SUPPLIED PASSAGE.
Palestinian factions want calm, but Israel rejects: Abbas
Palestinian President Mahmoud Abbas Tuesday night accused Israel of rejecting a truce with the Palestinians to end the tension in the Gaza Strip.
Ramallah: Palestinian President Mahmoud Abbas Tuesday night accused Israel of rejecting a truce with the Palestinians to end the tension in the Gaza Strip.
"I contacted the Palestinian factions in Gaza and they want to reach calm, but Israel rejects reaching calm," Xinhua quoted Abbas in a televised speech.
Earlier Tuesday morning, Israel launched "Operation Protective Edge" in the Hamas-controlled Gaza to quell incessant rockets, projectiles and mortars fired from there into Israel.
Medics said 23 Palestinians, including six children, were killed and more than 122 injured, seven of whom in serious conditions, during intensive Israeli air strikes on Gaza Tuesday.
Hamas armed wing al-Qassam Brigades has, for the first time ever, claimed responsibility for launching long-range rockets that hit Israeli towns including Tel Aviv and Jerusalem.
Abbas assured that he will go to the international agencies "to stop the Israeli aggression on the Palestinian people", adding that "the unity government will do all its best to help the Palestinians in Gaza and Jerusalem".
"It is time that the international community bears its responsibility toward the Israeli aggression on our people," Abbas said in his speech.
The Palestinian state media reported Abbas had spoken over phone with Egyptian President Abdel-Fattah al- Sisi to discuss the growing tension in the Gaza Strip.
Sisi promised that Egypt will do its best to help bring calm in the Gaza Strip and avoid more Israeli strikes.

DATA SUPPLIED.
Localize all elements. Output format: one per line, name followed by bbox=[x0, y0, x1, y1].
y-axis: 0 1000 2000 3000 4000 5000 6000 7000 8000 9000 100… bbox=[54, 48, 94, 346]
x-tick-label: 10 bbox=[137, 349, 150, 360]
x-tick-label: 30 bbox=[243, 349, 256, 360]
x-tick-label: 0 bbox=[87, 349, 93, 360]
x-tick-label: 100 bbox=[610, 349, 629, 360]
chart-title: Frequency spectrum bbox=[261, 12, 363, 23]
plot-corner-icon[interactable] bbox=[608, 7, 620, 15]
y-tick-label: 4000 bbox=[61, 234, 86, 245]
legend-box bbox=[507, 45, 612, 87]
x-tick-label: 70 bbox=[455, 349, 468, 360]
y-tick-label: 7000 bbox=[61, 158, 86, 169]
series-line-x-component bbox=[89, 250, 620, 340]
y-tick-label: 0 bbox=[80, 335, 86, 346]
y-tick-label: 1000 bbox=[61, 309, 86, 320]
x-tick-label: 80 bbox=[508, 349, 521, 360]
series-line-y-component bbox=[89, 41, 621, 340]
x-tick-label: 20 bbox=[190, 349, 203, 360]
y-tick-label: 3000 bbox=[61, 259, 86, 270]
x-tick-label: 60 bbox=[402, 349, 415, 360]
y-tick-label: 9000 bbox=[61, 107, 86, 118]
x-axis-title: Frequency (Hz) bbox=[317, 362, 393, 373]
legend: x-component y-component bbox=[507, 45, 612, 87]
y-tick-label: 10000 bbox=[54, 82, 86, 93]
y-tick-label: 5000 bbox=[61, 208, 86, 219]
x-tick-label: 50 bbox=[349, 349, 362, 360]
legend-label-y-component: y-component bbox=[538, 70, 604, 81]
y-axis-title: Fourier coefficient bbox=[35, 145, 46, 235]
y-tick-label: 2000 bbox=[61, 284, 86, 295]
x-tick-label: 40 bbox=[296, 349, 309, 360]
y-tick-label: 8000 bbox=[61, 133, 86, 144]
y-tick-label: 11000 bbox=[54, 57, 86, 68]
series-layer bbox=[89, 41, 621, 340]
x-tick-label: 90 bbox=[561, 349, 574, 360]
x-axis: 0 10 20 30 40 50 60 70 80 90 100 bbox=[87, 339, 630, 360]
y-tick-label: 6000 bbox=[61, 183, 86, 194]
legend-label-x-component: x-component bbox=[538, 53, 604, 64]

DESCRIPTION OF THE TASK. Rewrite the passage of the Abbas article starting with "Abbas assured that" and going on through "growing tension in the Gaza Strip.", replacing "unity government" with "coalition government".

SOLUTION TO THIS PROBLEM.
Abbas assured that he will go to the international agencies "to stop the Israeli aggression on the Palestinian people", adding that "the coalition government will do all its best to help the Palestinians in Gaza and Jerusalem".
"It is time that the international community bears its responsibility toward the Israeli aggression on our people," Abbas said in his speech.
The Palestinian state media reported Abbas had spoken over phone with Egyptian President Abdel-Fattah al- Sisi to discuss the growing tension in the Gaza Strip.